*Data section*

====

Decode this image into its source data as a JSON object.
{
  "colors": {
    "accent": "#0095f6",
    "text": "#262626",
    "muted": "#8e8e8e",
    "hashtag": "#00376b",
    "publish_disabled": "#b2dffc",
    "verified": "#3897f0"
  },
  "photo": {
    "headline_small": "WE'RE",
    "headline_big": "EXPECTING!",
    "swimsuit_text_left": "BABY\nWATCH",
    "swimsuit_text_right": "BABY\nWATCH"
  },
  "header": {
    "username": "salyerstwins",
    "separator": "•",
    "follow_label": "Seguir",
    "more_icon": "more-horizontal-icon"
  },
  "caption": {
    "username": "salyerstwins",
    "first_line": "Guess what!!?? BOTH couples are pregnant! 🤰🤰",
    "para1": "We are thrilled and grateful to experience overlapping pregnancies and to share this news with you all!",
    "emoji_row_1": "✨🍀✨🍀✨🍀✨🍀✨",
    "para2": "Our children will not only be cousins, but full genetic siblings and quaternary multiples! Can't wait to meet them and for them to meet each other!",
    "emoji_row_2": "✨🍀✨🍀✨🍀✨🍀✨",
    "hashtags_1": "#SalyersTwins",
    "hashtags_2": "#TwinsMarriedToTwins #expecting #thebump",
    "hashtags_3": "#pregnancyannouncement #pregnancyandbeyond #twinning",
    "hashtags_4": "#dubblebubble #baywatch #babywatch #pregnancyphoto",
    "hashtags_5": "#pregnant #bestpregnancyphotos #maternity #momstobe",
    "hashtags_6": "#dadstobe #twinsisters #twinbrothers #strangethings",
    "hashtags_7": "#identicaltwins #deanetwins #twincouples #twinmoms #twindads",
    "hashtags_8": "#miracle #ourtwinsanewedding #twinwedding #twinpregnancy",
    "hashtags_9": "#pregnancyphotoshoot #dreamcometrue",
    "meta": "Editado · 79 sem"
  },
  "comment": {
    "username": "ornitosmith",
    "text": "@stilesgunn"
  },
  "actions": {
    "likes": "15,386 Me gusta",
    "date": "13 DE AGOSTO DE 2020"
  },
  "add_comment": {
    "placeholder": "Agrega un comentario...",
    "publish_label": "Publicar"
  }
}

====

*Exercise instructions*
Restate each record word for word.

*Expected answer*
Decode this image into its source data as a JSON object.
{
  "colors": {
    "accent": "#0095f6",
    "text": "#262626",
    "muted": "#8e8e8e",
    "hashtag": "#00376b",
    "publish_disabled": "#b2dffc",
    "verified": "#3897f0"
  },
  "photo": {
    "headline_small": "WE'RE",
    "headline_big": "EXPECTING!",
    "swimsuit_text_left": "BABY\nWATCH",
    "swimsuit_text_right": "BABY\nWATCH"
  },
  "header": {
    "username": "salyerstwins",
    "separator": "•",
    "follow_label": "Seguir",
    "more_icon": "more-horizontal-icon"
  },
  "caption": {
    "username": "salyerstwins",
    "first_line": "Guess what!!?? BOTH couples are pregnant! 🤰🤰",
    "para1": "We are thrilled and grateful to experience overlapping pregnancies and to share this news with you all!",
    "emoji_row_1": "✨🍀✨🍀✨🍀✨🍀✨",
    "para2": "Our children will not only be cousins, but full genetic siblings and quaternary multiples! Can't wait to meet them and for them to meet each other!",
    "emoji_row_2": "✨🍀✨🍀✨🍀✨🍀✨",
    "hashtags_1": "#SalyersTwins",
    "hashtags_2": "#TwinsMarriedToTwins #expecting #thebump",
    "hashtags_3": "#pregnancyannouncement #pregnancyandbeyond #twinning",
    "hashtags_4": "#dubblebubble #baywatch #babywatch #pregnancyphoto",
    "hashtags_5": "#pregnant #bestpregnancyphotos #maternity #momstobe",
    "hashtags_6": "#dadstobe #twinsisters #twinbrothers #strangethings",
    "hashtags_7": "#identicaltwins #deanetwins #twincouples #twinmoms #twindads",
    "hashtags_8": "#miracle #ourtwinsanewedding #twinwedding #twinpregnancy",
    "hashtags_9": "#pregnancyphotoshoot #dreamcometrue",
    "meta": "Editado · 79 sem"
  },
  "comment": {
    "username": "ornitosmith",
    "text": "@stilesgunn"
  },
  "actions": {
    "likes": "15,386 Me gusta",
    "date": "13 DE AGOSTO DE 2020"
  },
  "add_comment": {
    "placeholder": "Agrega un comentario...",
    "publish_label": "Publicar"
  }
}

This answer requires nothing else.